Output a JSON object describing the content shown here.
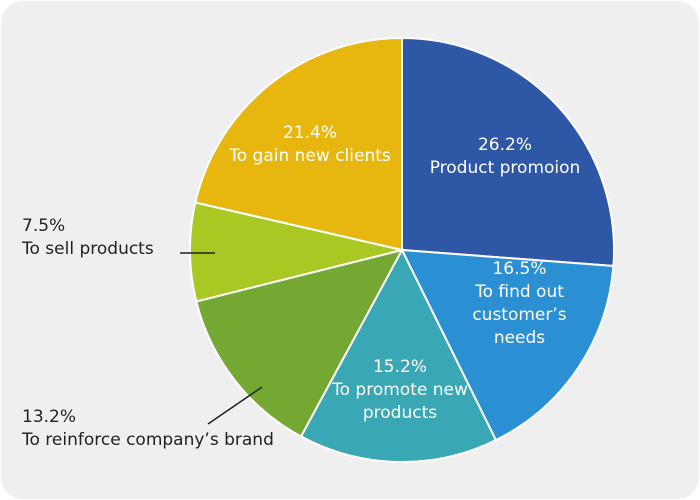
{
  "chart_data": {
    "type": "pie",
    "categories": [
      "Product promoion",
      "To find out customer’s needs",
      "To promote new products",
      "To reinforce company’s brand",
      "To sell products",
      "To gain new clients"
    ],
    "values": [
      26.2,
      16.5,
      15.2,
      13.2,
      7.5,
      21.4
    ],
    "value_labels": [
      "26.2%",
      "16.5%",
      "15.2%",
      "13.2%",
      "7.5%",
      "21.4%"
    ],
    "colors": [
      "#2e58a6",
      "#2b8fd3",
      "#3aa7b4",
      "#74a832",
      "#a9c824",
      "#e7b710"
    ]
  }
}
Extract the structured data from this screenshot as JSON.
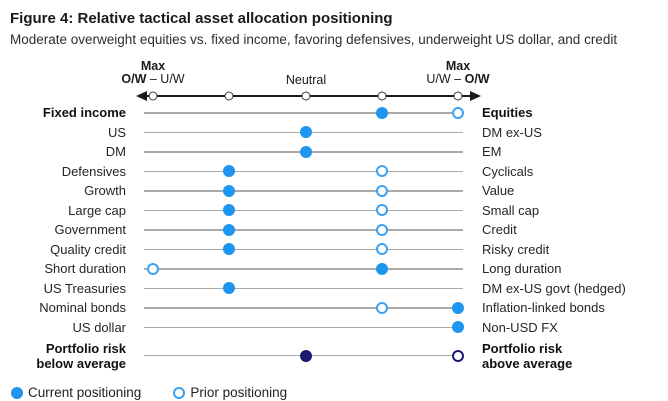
{
  "title": "Figure 4: Relative tactical asset allocation positioning",
  "subtitle": "Moderate overweight equities vs. fixed income, favoring defensives, underweight US dollar, and credit",
  "colors": {
    "current_blue": "#1e96f0",
    "prior_blue_ring": "#3da1f0",
    "risk_navy": "#1b1a6e",
    "row_line": "#a9a9a9",
    "axis_black": "#1a1a1a"
  },
  "axis": {
    "left_max": "Max",
    "left_bold": "O/W",
    "left_rest": " – U/W",
    "center": "Neutral",
    "right_max": "Max",
    "right_rest": "U/W – ",
    "right_bold": "O/W",
    "tick_count": 5
  },
  "legend": [
    {
      "label": "Current positioning",
      "type": "filled"
    },
    {
      "label": "Prior positioning",
      "type": "open"
    }
  ],
  "chart_data": {
    "type": "scatter",
    "subtype": "diverging-dot-positioning",
    "title": "Figure 4: Relative tactical asset allocation positioning",
    "scale": {
      "positions": [
        1,
        2,
        3,
        4,
        5
      ],
      "neutral": 3,
      "left_end_label": "Max O/W – U/W",
      "center_label": "Neutral",
      "right_end_label": "Max U/W – O/W"
    },
    "legend_position": "bottom-left",
    "rows": [
      {
        "left": "Fixed income",
        "right": "Equities",
        "bold": true,
        "palette": "blue",
        "current": 4,
        "prior": 5
      },
      {
        "left": "US",
        "right": "DM ex-US",
        "bold": false,
        "palette": "blue",
        "current": 3,
        "prior": null
      },
      {
        "left": "DM",
        "right": "EM",
        "bold": false,
        "palette": "blue",
        "current": 3,
        "prior": null
      },
      {
        "left": "Defensives",
        "right": "Cyclicals",
        "bold": false,
        "palette": "blue",
        "current": 2,
        "prior": 4
      },
      {
        "left": "Growth",
        "right": "Value",
        "bold": false,
        "palette": "blue",
        "current": 2,
        "prior": 4
      },
      {
        "left": "Large cap",
        "right": "Small cap",
        "bold": false,
        "palette": "blue",
        "current": 2,
        "prior": 4
      },
      {
        "left": "Government",
        "right": "Credit",
        "bold": false,
        "palette": "blue",
        "current": 2,
        "prior": 4
      },
      {
        "left": "Quality credit",
        "right": "Risky credit",
        "bold": false,
        "palette": "blue",
        "current": 2,
        "prior": 4
      },
      {
        "left": "Short duration",
        "right": "Long duration",
        "bold": false,
        "palette": "blue",
        "current": 4,
        "prior": 1
      },
      {
        "left": "US Treasuries",
        "right": "DM ex-US govt (hedged)",
        "bold": false,
        "palette": "blue",
        "current": 2,
        "prior": null
      },
      {
        "left": "Nominal bonds",
        "right": "Inflation-linked bonds",
        "bold": false,
        "palette": "blue",
        "current": 5,
        "prior": 4
      },
      {
        "left": "US dollar",
        "right": "Non-USD FX",
        "bold": false,
        "palette": "blue",
        "current": 5,
        "prior": null
      },
      {
        "left": [
          "Portfolio risk",
          "below average"
        ],
        "right": [
          "Portfolio risk",
          "above average"
        ],
        "bold": true,
        "palette": "navy",
        "current": 3,
        "prior": 5
      }
    ]
  }
}
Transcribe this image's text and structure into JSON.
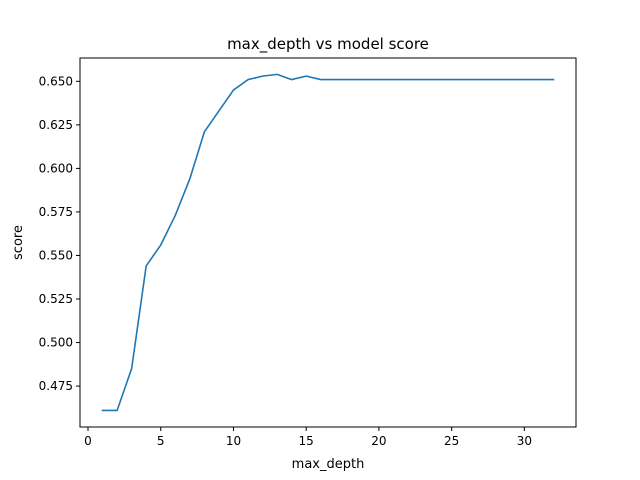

*REQUIREMENTS*. Copy the whole listing above word for word but do not carry over the pictures.

*EXERCISE ANSWER*.
Output a JSON object describing the content shown here.
{
  "chart_data": {
    "type": "pie",
    "categories": [
      "Product promoion",
      "To find out customer’s needs",
      "To promote new products",
      "To reinforce company’s brand",
      "To sell products",
      "To gain new clients"
    ],
    "values": [
      26.2,
      16.5,
      15.2,
      13.2,
      7.5,
      21.4
    ],
    "value_labels": [
      "26.2%",
      "16.5%",
      "15.2%",
      "13.2%",
      "7.5%",
      "21.4%"
    ],
    "colors": [
      "#2e58a6",
      "#2b8fd3",
      "#3aa7b4",
      "#74a832",
      "#a9c824",
      "#e7b710"
    ]
  }
}
Extract the structured data from this screenshot as JSON.
{
  "title": "Figure 4: Relative tactical asset allocation positioning",
  "subtitle": "Moderate overweight equities vs. fixed income, favoring defensives, underweight US dollar, and credit",
  "colors": {
    "current_blue": "#1e96f0",
    "prior_blue_ring": "#3da1f0",
    "risk_navy": "#1b1a6e",
    "row_line": "#a9a9a9",
    "axis_black": "#1a1a1a"
  },
  "axis": {
    "left_max": "Max",
    "left_bold": "O/W",
    "left_rest": " – U/W",
    "center": "Neutral",
    "right_max": "Max",
    "right_rest": "U/W – ",
    "right_bold": "O/W",
    "tick_count": 5
  },
  "legend": [
    {
      "label": "Current positioning",
      "type": "filled"
    },
    {
      "label": "Prior positioning",
      "type": "open"
    }
  ],
  "chart_data": {
    "type": "scatter",
    "subtype": "diverging-dot-positioning",
    "title": "Figure 4: Relative tactical asset allocation positioning",
    "scale": {
      "positions": [
        1,
        2,
        3,
        4,
        5
      ],
      "neutral": 3,
      "left_end_label": "Max O/W – U/W",
      "center_label": "Neutral",
      "right_end_label": "Max U/W – O/W"
    },
    "legend_position": "bottom-left",
    "rows": [
      {
        "left": "Fixed income",
        "right": "Equities",
        "bold": true,
        "palette": "blue",
        "current": 4,
        "prior": 5
      },
      {
        "left": "US",
        "right": "DM ex-US",
        "bold": false,
        "palette": "blue",
        "current": 3,
        "prior": null
      },
      {
        "left": "DM",
        "right": "EM",
        "bold": false,
        "palette": "blue",
        "current": 3,
        "prior": null
      },
      {
        "left": "Defensives",
        "right": "Cyclicals",
        "bold": false,
        "palette": "blue",
        "current": 2,
        "prior": 4
      },
      {
        "left": "Growth",
        "right": "Value",
        "bold": false,
        "palette": "blue",
        "current": 2,
        "prior": 4
      },
      {
        "left": "Large cap",
        "right": "Small cap",
        "bold": false,
        "palette": "blue",
        "current": 2,
        "prior": 4
      },
      {
        "left": "Government",
        "right": "Credit",
        "bold": false,
        "palette": "blue",
        "current": 2,
        "prior": 4
      },
      {
        "left": "Quality credit",
        "right": "Risky credit",
        "bold": false,
        "palette": "blue",
        "current": 2,
        "prior": 4
      },
      {
        "left": "Short duration",
        "right": "Long duration",
        "bold": false,
        "palette": "blue",
        "current": 4,
        "prior": 1
      },
      {
        "left": "US Treasuries",
        "right": "DM ex-US govt (hedged)",
        "bold": false,
        "palette": "blue",
        "current": 2,
        "prior": null
      },
      {
        "left": "Nominal bonds",
        "right": "Inflation-linked bonds",
        "bold": false,
        "palette": "blue",
        "current": 5,
        "prior": 4
      },
      {
        "left": "US dollar",
        "right": "Non-USD FX",
        "bold": false,
        "palette": "blue",
        "current": 5,
        "prior": null
      },
      {
        "left": [
          "Portfolio risk",
          "below average"
        ],
        "right": [
          "Portfolio risk",
          "above average"
        ],
        "bold": true,
        "palette": "navy",
        "current": 3,
        "prior": 5
      }
    ]
  }
}
Transcribe this image's text and structure into JSON.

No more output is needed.